### WORK INSTRUCTIONS
Set down the full listing exactly, character for character.

=====

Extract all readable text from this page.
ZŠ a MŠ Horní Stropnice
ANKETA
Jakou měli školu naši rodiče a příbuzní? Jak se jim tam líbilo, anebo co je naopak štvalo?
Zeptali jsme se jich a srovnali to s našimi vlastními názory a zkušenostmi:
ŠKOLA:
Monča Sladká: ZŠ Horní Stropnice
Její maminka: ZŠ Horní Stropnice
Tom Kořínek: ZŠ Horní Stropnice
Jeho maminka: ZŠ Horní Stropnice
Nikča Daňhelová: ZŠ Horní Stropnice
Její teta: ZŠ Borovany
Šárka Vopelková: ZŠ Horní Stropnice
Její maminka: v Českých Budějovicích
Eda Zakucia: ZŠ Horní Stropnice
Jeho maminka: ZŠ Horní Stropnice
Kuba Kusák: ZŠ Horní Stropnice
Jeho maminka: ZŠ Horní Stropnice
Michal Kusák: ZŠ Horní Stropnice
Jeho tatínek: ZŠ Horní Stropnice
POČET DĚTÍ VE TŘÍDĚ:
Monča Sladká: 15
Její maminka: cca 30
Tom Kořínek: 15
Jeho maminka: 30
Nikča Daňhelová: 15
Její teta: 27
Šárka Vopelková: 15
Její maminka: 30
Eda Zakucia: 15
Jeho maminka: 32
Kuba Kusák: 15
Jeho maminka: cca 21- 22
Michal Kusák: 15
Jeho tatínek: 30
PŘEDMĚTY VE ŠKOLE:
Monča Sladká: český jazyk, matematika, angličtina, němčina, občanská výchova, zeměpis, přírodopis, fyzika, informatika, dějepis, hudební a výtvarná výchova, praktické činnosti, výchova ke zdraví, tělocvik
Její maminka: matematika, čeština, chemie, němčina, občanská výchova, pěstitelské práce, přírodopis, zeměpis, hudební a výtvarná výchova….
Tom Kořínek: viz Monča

=====

### TASK SOLUTION
Extract all readable text from this page.
ZŠ a MŠ Horní Stropnice
ANKETA
Jakou měli školu naši rodiče a příbuzní? Jak se jim tam líbilo, anebo co je naopak štvalo?
Zeptali jsme se jich a srovnali to s našimi vlastními názory a zkušenostmi:
ŠKOLA:
Monča Sladká: ZŠ Horní Stropnice
Její maminka: ZŠ Horní Stropnice
Tom Kořínek: ZŠ Horní Stropnice
Jeho maminka: ZŠ Horní Stropnice
Nikča Daňhelová: ZŠ Horní Stropnice
Její teta: ZŠ Borovany
Šárka Vopelková: ZŠ Horní Stropnice
Její maminka: v Českých Budějovicích
Eda Zakucia: ZŠ Horní Stropnice
Jeho maminka: ZŠ Horní Stropnice
Kuba Kusák: ZŠ Horní Stropnice
Jeho maminka: ZŠ Horní Stropnice
Michal Kusák: ZŠ Horní Stropnice
Jeho tatínek: ZŠ Horní Stropnice
POČET DĚTÍ VE TŘÍDĚ:
Monča Sladká: 15
Její maminka: cca 30
Tom Kořínek: 15
Jeho maminka: 30
Nikča Daňhelová: 15
Její teta: 27
Šárka Vopelková: 15
Její maminka: 30
Eda Zakucia: 15
Jeho maminka: 32
Kuba Kusák: 15
Jeho maminka: cca 21- 22
Michal Kusák: 15
Jeho tatínek: 30
PŘEDMĚTY VE ŠKOLE:
Monča Sladká: český jazyk, matematika, angličtina, němčina, občanská výchova, zeměpis, přírodopis, fyzika, informatika, dějepis, hudební a výtvarná výchova, praktické činnosti, výchova ke zdraví, tělocvik
Její maminka: matematika, čeština, chemie, němčina, občanská výchova, pěstitelské práce, přírodopis, zeměpis, hudební a výtvarná výchova….
Tom Kořínek: viz Monča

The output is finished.